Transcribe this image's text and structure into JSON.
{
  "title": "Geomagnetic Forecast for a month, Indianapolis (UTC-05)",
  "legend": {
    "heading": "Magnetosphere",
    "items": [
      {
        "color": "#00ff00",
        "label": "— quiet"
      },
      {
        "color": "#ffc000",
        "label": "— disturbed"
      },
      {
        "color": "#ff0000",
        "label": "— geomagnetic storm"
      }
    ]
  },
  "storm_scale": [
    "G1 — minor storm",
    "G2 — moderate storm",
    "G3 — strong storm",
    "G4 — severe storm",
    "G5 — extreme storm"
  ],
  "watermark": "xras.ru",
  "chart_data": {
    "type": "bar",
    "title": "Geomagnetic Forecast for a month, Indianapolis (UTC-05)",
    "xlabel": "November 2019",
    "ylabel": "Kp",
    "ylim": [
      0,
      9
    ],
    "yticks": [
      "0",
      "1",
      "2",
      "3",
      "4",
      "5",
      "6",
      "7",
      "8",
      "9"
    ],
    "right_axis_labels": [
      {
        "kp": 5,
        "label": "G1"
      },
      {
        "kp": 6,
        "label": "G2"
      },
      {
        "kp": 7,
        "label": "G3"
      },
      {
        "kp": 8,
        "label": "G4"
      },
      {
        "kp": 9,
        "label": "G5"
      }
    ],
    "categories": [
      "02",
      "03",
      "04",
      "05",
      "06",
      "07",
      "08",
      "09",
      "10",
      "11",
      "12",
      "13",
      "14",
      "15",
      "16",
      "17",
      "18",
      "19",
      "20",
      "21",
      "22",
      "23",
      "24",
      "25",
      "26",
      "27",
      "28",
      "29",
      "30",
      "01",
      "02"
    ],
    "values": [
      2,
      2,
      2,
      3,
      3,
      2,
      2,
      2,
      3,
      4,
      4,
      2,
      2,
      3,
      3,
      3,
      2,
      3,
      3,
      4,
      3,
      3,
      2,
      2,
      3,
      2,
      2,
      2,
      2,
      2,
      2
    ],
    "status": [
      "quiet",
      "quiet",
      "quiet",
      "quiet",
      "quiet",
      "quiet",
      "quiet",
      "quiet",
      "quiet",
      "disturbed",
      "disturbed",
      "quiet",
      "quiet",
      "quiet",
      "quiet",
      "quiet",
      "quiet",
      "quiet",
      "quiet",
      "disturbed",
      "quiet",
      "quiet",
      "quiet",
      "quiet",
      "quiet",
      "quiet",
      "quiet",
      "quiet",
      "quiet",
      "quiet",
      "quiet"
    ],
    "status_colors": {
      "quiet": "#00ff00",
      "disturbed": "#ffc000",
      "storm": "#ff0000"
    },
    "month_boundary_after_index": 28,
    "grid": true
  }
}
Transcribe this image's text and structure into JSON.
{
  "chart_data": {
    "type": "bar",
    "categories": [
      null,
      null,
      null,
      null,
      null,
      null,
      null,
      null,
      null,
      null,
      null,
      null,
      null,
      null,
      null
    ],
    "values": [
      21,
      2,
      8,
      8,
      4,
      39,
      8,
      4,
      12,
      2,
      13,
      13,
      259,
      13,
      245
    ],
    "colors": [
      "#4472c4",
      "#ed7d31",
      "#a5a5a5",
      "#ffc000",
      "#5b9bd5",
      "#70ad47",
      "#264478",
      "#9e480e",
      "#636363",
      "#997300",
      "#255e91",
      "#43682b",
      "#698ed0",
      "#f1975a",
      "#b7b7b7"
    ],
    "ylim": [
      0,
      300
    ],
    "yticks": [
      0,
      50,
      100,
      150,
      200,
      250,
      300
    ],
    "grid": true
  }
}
•••
◆ Exercise requirements ◆
Your task is to reproduce all of the records exactly.

◆ Solution below ◆
Transcribe this image's text and structure into JSON.
{
  "title": "Geomagnetic Forecast for a month, Indianapolis (UTC-05)",
  "legend": {
    "heading": "Magnetosphere",
    "items": [
      {
        "color": "#00ff00",
        "label": "— quiet"
      },
      {
        "color": "#ffc000",
        "label": "— disturbed"
      },
      {
        "color": "#ff0000",
        "label": "— geomagnetic storm"
      }
    ]
  },
  "storm_scale": [
    "G1 — minor storm",
    "G2 — moderate storm",
    "G3 — strong storm",
    "G4 — severe storm",
    "G5 — extreme storm"
  ],
  "watermark": "xras.ru",
  "chart_data": {
    "type": "bar",
    "title": "Geomagnetic Forecast for a month, Indianapolis (UTC-05)",
    "xlabel": "November 2019",
    "ylabel": "Kp",
    "ylim": [
      0,
      9
    ],
    "yticks": [
      "0",
      "1",
      "2",
      "3",
      "4",
      "5",
      "6",
      "7",
      "8",
      "9"
    ],
    "right_axis_labels": [
      {
        "kp": 5,
        "label": "G1"
      },
      {
        "kp": 6,
        "label": "G2"
      },
      {
        "kp": 7,
        "label": "G3"
      },
      {
        "kp": 8,
        "label": "G4"
      },
      {
        "kp": 9,
        "label": "G5"
      }
    ],
    "categories": [
      "02",
      "03",
      "04",
      "05",
      "06",
      "07",
      "08",
      "09",
      "10",
      "11",
      "12",
      "13",
      "14",
      "15",
      "16",
      "17",
      "18",
      "19",
      "20",
      "21",
      "22",
      "23",
      "24",
      "25",
      "26",
      "27",
      "28",
      "29",
      "30",
      "01",
      "02"
    ],
    "values": [
      2,
      2,
      2,
      3,
      3,
      2,
      2,
      2,
      3,
      4,
      4,
      2,
      2,
      3,
      3,
      3,
      2,
      3,
      3,
      4,
      3,
      3,
      2,
      2,
      3,
      2,
      2,
      2,
      2,
      2,
      2
    ],
    "status": [
      "quiet",
      "quiet",
      "quiet",
      "quiet",
      "quiet",
      "quiet",
      "quiet",
      "quiet",
      "quiet",
      "disturbed",
      "disturbed",
      "quiet",
      "quiet",
      "quiet",
      "quiet",
      "quiet",
      "quiet",
      "quiet",
      "quiet",
      "disturbed",
      "quiet",
      "quiet",
      "quiet",
      "quiet",
      "quiet",
      "quiet",
      "quiet",
      "quiet",
      "quiet",
      "quiet",
      "quiet"
    ],
    "status_colors": {
      "quiet": "#00ff00",
      "disturbed": "#ffc000",
      "storm": "#ff0000"
    },
    "month_boundary_after_index": 28,
    "grid": true
  }
}
Transcribe this image's text and structure into JSON.
{
  "chart_data": {
    "type": "bar",
    "categories": [
      null,
      null,
      null,
      null,
      null,
      null,
      null,
      null,
      null,
      null,
      null,
      null,
      null,
      null,
      null
    ],
    "values": [
      21,
      2,
      8,
      8,
      4,
      39,
      8,
      4,
      12,
      2,
      13,
      13,
      259,
      13,
      245
    ],
    "colors": [
      "#4472c4",
      "#ed7d31",
      "#a5a5a5",
      "#ffc000",
      "#5b9bd5",
      "#70ad47",
      "#264478",
      "#9e480e",
      "#636363",
      "#997300",
      "#255e91",
      "#43682b",
      "#698ed0",
      "#f1975a",
      "#b7b7b7"
    ],
    "ylim": [
      0,
      300
    ],
    "yticks": [
      0,
      50,
      100,
      150,
      200,
      250,
      300
    ],
    "grid": true
  }
}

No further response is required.